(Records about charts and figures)

———

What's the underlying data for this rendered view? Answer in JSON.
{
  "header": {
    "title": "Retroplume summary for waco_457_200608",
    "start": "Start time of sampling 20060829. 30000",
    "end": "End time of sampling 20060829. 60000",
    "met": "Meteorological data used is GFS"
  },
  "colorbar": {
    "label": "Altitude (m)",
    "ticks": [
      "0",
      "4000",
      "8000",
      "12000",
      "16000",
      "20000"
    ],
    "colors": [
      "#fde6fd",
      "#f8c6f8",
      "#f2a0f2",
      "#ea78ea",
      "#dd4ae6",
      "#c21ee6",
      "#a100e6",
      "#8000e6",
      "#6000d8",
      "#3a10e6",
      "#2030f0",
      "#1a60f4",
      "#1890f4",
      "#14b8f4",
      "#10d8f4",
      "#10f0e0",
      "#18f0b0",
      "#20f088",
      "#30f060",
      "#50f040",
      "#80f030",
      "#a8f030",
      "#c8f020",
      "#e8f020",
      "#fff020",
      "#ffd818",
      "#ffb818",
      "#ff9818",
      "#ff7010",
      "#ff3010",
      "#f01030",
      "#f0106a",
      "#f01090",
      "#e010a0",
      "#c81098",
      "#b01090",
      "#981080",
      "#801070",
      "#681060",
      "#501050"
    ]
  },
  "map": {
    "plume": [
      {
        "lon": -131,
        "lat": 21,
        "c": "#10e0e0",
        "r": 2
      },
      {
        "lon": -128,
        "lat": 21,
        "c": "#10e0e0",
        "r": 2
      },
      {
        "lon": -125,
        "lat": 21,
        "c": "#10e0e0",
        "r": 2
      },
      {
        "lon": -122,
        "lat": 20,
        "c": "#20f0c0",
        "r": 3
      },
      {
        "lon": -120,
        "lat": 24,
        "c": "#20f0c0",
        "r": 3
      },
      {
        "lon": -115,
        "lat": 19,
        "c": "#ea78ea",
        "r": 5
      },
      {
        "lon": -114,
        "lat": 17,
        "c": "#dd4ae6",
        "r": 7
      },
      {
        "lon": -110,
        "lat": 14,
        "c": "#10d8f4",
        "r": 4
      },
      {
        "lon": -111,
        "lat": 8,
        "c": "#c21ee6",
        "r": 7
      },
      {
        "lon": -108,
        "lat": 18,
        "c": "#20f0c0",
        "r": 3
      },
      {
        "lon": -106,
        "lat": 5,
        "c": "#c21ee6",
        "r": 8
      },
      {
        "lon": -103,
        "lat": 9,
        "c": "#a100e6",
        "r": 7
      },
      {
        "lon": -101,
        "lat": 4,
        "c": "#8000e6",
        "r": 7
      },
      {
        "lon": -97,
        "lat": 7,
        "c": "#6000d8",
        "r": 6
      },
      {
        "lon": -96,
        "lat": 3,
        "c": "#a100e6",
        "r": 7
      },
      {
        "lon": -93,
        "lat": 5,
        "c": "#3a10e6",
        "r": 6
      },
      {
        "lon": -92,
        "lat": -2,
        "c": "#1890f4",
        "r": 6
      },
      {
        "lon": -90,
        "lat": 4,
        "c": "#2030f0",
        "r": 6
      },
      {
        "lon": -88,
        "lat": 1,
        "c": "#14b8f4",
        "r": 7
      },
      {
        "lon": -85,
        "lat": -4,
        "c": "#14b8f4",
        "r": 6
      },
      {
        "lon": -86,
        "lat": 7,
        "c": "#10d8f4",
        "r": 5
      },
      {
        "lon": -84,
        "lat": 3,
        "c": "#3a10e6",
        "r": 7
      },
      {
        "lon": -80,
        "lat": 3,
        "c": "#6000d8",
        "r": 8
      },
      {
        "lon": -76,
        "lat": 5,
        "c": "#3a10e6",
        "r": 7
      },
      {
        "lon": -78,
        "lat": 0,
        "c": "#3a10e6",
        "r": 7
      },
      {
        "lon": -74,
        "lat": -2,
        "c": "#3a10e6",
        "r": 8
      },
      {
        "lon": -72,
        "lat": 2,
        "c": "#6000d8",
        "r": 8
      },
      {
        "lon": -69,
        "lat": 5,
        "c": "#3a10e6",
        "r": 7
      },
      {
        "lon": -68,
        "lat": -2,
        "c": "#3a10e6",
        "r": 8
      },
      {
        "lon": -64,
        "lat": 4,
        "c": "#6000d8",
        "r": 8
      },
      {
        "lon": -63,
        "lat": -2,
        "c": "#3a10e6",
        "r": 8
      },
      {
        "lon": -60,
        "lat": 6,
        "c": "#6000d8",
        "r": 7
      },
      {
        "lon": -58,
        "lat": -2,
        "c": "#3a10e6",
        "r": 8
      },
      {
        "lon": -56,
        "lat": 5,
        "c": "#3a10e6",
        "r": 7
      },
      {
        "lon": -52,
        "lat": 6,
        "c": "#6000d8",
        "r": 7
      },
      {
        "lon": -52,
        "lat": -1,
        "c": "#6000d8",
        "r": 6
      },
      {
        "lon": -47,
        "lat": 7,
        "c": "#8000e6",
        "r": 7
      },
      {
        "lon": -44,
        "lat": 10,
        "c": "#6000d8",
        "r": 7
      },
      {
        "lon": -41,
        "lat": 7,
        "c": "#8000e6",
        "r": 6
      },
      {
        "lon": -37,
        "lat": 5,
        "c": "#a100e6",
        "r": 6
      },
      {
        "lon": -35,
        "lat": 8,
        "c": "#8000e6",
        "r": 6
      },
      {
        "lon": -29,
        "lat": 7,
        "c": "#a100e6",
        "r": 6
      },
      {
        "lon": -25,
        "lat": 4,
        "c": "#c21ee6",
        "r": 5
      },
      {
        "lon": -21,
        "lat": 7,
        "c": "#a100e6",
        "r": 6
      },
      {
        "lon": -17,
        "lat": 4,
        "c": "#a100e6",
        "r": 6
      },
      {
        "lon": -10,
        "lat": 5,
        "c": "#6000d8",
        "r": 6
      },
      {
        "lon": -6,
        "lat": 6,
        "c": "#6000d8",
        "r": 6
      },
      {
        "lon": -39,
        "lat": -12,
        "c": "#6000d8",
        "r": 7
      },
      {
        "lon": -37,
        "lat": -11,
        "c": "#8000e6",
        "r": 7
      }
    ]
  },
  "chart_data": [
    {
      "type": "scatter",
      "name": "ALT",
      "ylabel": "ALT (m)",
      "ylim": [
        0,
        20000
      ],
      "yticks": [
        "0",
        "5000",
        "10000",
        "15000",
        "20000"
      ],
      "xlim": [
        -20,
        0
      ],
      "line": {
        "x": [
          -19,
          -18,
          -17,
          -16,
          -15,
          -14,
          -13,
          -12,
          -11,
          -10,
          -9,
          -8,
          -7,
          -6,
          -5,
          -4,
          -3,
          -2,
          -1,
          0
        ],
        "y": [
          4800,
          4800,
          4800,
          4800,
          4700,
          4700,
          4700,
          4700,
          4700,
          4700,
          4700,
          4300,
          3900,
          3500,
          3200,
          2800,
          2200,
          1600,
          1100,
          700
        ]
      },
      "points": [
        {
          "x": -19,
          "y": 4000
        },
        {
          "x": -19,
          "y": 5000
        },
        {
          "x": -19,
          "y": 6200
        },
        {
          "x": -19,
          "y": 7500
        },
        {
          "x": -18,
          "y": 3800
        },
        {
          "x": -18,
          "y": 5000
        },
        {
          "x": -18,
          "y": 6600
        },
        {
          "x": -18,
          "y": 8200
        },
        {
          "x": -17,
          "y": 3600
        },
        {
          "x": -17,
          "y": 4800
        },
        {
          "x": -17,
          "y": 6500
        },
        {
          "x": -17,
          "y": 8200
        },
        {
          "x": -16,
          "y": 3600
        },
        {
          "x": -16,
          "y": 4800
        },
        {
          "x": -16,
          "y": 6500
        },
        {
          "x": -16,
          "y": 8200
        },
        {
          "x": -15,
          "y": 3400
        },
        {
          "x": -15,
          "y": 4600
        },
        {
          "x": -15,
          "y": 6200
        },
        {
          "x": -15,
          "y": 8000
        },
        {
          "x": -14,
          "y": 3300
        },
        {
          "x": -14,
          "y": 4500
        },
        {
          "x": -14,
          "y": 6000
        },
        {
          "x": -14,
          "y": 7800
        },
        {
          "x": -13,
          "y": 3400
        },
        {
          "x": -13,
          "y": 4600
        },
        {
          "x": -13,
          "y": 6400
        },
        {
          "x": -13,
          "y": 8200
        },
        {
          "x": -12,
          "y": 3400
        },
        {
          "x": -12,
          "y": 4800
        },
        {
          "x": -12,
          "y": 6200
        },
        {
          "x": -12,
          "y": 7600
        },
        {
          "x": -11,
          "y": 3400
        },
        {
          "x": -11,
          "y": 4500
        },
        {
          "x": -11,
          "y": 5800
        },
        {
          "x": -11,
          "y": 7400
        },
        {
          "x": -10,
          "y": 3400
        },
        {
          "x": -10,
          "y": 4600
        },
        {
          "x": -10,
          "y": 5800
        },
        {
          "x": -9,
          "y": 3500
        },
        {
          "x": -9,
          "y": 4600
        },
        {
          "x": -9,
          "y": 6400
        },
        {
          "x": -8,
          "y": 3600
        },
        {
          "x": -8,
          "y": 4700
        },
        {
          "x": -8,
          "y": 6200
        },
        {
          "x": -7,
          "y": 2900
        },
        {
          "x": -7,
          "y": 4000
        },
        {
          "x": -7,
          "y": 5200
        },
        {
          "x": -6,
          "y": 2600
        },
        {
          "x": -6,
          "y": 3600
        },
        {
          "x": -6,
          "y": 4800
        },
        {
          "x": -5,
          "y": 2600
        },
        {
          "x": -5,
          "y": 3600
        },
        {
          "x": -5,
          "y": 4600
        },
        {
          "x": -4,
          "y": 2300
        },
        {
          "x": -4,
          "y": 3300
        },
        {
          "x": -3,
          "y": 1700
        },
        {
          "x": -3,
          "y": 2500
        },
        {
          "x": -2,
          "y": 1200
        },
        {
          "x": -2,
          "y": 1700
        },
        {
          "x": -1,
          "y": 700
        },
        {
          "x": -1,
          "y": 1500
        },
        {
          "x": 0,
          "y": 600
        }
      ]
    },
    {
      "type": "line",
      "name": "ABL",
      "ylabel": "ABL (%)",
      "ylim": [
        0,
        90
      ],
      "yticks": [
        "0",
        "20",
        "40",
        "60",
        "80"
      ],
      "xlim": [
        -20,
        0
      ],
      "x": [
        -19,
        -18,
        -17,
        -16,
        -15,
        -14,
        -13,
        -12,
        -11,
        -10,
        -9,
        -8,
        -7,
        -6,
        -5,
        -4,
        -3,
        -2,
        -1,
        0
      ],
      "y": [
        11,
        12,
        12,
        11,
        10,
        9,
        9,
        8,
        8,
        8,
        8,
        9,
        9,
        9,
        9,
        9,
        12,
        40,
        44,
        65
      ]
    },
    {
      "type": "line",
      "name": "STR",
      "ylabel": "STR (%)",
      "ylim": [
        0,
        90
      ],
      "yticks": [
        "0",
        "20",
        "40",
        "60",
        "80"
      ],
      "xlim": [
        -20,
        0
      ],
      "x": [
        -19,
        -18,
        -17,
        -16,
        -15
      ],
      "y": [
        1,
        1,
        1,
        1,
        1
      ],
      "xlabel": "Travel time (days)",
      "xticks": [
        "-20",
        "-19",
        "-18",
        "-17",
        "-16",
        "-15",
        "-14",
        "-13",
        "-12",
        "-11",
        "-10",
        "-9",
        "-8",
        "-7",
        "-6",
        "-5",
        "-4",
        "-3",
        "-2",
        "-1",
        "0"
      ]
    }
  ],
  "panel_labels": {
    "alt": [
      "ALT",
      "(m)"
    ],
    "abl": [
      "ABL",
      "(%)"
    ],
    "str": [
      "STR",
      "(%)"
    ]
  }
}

———

Which lines in the records above contain the string "time"? Copy each one.

    "start": "Start time of sampling 20060829. 30000",
    "end": "End time of sampling 20060829. 60000",
      "xlabel": "Travel time (days)",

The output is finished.